Data to process ::
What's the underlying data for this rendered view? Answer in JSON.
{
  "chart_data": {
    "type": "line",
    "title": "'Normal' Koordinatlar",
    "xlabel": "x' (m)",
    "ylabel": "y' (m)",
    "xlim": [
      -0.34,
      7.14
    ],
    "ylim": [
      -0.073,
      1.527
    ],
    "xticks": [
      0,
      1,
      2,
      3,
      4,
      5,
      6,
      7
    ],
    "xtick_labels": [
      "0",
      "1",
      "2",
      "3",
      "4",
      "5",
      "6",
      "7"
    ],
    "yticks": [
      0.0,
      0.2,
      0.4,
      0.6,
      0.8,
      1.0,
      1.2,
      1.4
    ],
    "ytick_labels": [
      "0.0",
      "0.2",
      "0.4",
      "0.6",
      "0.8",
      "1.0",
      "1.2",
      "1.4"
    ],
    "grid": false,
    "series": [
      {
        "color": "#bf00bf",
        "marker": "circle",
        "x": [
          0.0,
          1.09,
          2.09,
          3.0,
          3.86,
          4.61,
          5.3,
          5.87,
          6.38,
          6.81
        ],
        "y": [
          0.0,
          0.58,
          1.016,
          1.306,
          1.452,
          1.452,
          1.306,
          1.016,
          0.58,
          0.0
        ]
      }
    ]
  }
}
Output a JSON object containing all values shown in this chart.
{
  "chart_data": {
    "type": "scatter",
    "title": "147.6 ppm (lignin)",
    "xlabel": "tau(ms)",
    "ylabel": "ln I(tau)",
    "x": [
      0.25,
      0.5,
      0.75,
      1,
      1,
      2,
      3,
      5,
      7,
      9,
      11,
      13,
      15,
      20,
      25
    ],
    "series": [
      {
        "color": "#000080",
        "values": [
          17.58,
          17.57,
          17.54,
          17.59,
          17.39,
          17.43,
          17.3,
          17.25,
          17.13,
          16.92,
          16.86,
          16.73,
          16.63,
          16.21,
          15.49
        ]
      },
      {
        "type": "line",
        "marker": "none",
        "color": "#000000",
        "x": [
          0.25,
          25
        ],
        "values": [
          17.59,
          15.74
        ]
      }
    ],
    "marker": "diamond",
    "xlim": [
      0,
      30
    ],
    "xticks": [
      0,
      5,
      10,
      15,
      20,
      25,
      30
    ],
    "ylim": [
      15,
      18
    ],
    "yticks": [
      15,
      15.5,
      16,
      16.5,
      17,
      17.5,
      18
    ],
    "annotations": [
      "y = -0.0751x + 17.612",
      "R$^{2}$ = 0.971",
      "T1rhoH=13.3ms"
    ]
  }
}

Task prompt ::
Where a line holds the string "marker", copy that line.

Reply to the exercise ::
        "marker": "circle",
        "marker": "none",
    "marker": "diamond",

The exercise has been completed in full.